→ **WORK REQUIRED**: Render the lines below as a numbered list, omitting any blank lines and any pictures.

--- START OF EXERCISE INPUT ---

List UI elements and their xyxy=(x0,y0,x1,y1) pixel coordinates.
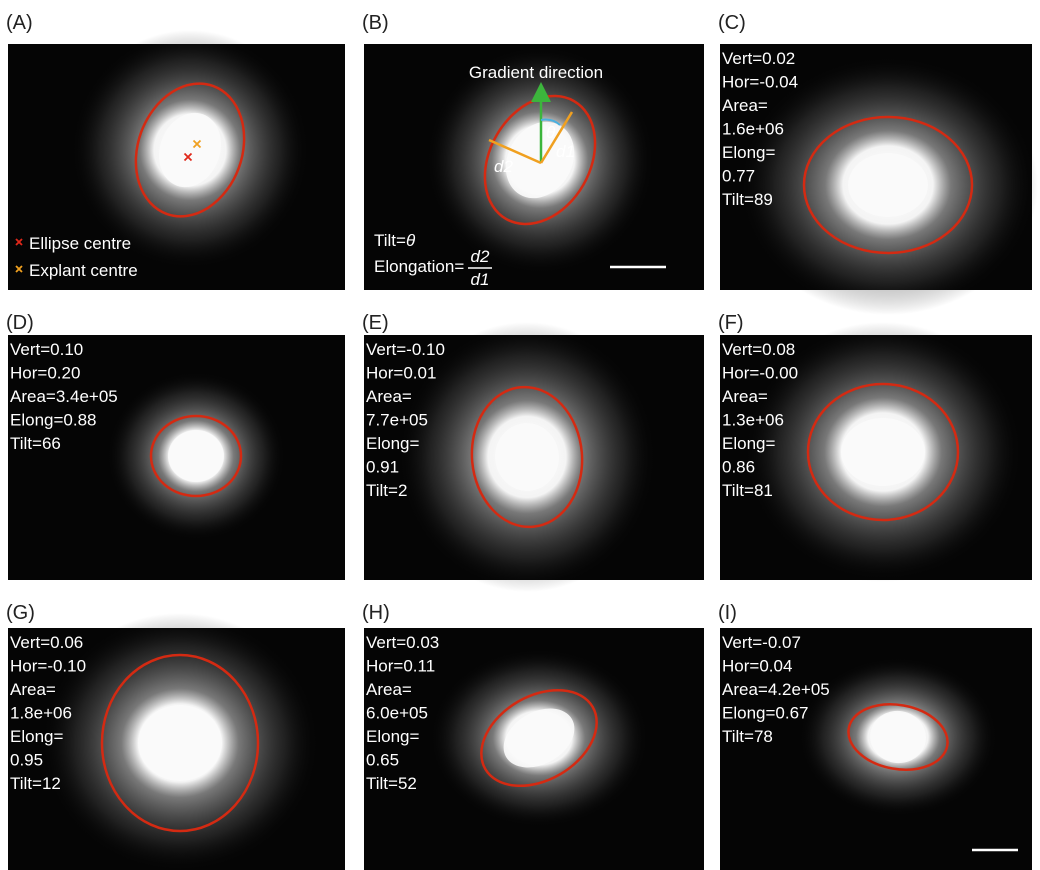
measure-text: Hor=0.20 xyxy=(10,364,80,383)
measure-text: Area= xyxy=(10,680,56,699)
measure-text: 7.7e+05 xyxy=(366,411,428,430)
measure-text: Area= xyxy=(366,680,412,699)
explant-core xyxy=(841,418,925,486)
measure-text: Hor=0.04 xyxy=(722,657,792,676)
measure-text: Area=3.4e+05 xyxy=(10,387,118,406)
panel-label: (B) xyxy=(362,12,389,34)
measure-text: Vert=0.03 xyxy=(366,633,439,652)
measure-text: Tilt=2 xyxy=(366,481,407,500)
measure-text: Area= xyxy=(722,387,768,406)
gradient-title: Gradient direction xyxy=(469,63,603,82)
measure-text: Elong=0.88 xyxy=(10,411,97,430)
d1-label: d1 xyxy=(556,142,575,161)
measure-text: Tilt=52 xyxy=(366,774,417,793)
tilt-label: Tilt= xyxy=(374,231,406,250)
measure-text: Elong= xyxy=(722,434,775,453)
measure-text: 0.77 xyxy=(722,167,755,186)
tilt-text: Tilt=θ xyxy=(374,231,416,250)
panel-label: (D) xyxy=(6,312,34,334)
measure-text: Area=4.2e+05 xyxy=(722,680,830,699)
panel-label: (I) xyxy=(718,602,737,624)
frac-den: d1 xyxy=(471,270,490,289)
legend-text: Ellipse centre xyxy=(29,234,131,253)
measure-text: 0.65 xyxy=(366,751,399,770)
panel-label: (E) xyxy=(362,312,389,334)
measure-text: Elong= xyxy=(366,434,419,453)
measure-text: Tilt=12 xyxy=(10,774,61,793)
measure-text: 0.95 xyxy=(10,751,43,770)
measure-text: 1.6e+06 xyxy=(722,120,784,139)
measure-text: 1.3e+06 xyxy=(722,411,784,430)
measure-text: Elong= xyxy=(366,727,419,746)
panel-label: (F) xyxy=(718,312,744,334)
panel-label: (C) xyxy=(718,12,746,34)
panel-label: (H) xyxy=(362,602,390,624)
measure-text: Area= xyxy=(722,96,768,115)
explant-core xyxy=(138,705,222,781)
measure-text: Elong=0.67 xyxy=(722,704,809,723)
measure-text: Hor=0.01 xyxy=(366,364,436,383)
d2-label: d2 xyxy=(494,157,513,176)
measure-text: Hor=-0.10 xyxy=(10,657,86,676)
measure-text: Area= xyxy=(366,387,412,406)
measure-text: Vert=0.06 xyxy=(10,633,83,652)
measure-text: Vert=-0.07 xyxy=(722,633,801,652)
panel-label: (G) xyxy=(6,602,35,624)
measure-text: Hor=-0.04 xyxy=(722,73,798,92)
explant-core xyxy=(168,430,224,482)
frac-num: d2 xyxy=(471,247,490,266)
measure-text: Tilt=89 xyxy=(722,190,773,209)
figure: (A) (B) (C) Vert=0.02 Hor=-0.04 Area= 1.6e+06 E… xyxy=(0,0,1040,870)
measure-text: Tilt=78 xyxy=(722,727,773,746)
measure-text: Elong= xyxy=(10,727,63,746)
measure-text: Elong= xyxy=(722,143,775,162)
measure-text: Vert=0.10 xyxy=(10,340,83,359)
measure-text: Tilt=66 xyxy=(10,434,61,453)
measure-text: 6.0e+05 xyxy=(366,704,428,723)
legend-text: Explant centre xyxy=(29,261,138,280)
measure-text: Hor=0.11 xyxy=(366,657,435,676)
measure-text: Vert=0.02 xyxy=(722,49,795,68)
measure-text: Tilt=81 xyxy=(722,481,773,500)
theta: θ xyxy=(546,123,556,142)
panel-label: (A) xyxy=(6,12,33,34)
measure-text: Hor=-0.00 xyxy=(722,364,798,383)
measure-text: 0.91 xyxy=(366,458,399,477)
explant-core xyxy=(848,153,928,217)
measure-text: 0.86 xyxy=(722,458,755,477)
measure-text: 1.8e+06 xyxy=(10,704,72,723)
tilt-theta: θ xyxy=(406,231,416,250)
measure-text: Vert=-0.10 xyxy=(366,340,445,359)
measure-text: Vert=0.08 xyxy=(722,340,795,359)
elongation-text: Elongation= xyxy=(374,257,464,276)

--- END OF EXERCISE INPUT ---

→ **SOLUTION TO THE EXERCISE**:
1. List UI elements and their xyxy=(x0,y0,x1,y1) pixel coordinates.
2. measure-text: Hor=0.20 xyxy=(10,364,80,383)
3. measure-text: Area= xyxy=(10,680,56,699)
4. measure-text: 7.7e+05 xyxy=(366,411,428,430)
5. measure-text: Area= xyxy=(366,680,412,699)
6. explant-core xyxy=(841,418,925,486)
7. measure-text: Hor=0.04 xyxy=(722,657,792,676)
8. measure-text: Area=3.4e+05 xyxy=(10,387,118,406)
9. panel-label: (B) xyxy=(362,12,389,34)
10. measure-text: Vert=0.03 xyxy=(366,633,439,652)
11. measure-text: Tilt=2 xyxy=(366,481,407,500)
12. measure-text: Area= xyxy=(722,387,768,406)
13. gradient-title: Gradient direction xyxy=(469,63,603,82)
14. measure-text: Elong=0.88 xyxy=(10,411,97,430)
15. d1-label: d1 xyxy=(556,142,575,161)
16. measure-text: Tilt=52 xyxy=(366,774,417,793)
17. tilt-label: Tilt= xyxy=(374,231,406,250)
18. measure-text: Elong= xyxy=(722,434,775,453)
19. measure-text: 0.77 xyxy=(722,167,755,186)
20. tilt-text: Tilt=θ xyxy=(374,231,416,250)
21. panel-label: (D) xyxy=(6,312,34,334)
22. measure-text: Area=4.2e+05 xyxy=(722,680,830,699)
23. panel-label: (I) xyxy=(718,602,737,624)
24. frac-den: d1 xyxy=(471,270,490,289)
25. legend-text: Ellipse centre xyxy=(29,234,131,253)
26. measure-text: 0.65 xyxy=(366,751,399,770)
27. panel-label: (E) xyxy=(362,312,389,334)
28. measure-text: Elong= xyxy=(366,434,419,453)
29. measure-text: Tilt=12 xyxy=(10,774,61,793)
30. measure-text: 0.95 xyxy=(10,751,43,770)
31. measure-text: 1.6e+06 xyxy=(722,120,784,139)
32. measure-text: 1.3e+06 xyxy=(722,411,784,430)
33. measure-text: Elong= xyxy=(366,727,419,746)
34. panel-label: (F) xyxy=(718,312,744,334)
35. panel-label: (C) xyxy=(718,12,746,34)
36. panel-label: (H) xyxy=(362,602,390,624)
37. measure-text: Area= xyxy=(722,96,768,115)
38. explant-core xyxy=(138,705,222,781)
39. measure-text: Elong=0.67 xyxy=(722,704,809,723)
40. measure-text: Hor=0.01 xyxy=(366,364,436,383)
41. d2-label: d2 xyxy=(494,157,513,176)
42. measure-text: Hor=-0.10 xyxy=(10,657,86,676)
43. measure-text: Area= xyxy=(366,387,412,406)
44. measure-text: Vert=0.06 xyxy=(10,633,83,652)
45. measure-text: Vert=-0.07 xyxy=(722,633,801,652)
46. panel-label: (G) xyxy=(6,602,35,624)
47. measure-text: Hor=-0.04 xyxy=(722,73,798,92)
48. explant-core xyxy=(168,430,224,482)
49. frac-num: d2 xyxy=(471,247,490,266)
50. measure-text: Tilt=89 xyxy=(722,190,773,209)
51. figure: (A) (B) (C) Vert=0.02 Hor=-0.04 Area= 1.6e+06 E… xyxy=(0,0,1040,870)
52. measure-text: Tilt=78 xyxy=(722,727,773,746)
53. measure-text: Elong= xyxy=(10,727,63,746)
54. measure-text: Elong= xyxy=(722,143,775,162)
55. measure-text: Vert=0.10 xyxy=(10,340,83,359)
56. measure-text: Tilt=66 xyxy=(10,434,61,453)
57. measure-text: 6.0e+05 xyxy=(366,704,428,723)
58. legend-text: Explant centre xyxy=(29,261,138,280)
59. measure-text: Hor=0.11 xyxy=(366,657,435,676)
60. measure-text: Vert=0.02 xyxy=(722,49,795,68)
61. measure-text: Tilt=81 xyxy=(722,481,773,500)
62. theta: θ xyxy=(546,123,556,142)
63. panel-label: (A) xyxy=(6,12,33,34)
64. measure-text: Hor=-0.00 xyxy=(722,364,798,383)
65. measure-text: 0.91 xyxy=(366,458,399,477)
66. explant-core xyxy=(848,153,928,217)
67. measure-text: 0.86 xyxy=(722,458,755,477)
68. measure-text: 1.8e+06 xyxy=(10,704,72,723)
69. tilt-theta: θ xyxy=(406,231,416,250)
70. measure-text: Vert=-0.10 xyxy=(366,340,445,359)
71. measure-text: Vert=0.08 xyxy=(722,340,795,359)
72. elongation-text: Elongation= xyxy=(374,257,464,276)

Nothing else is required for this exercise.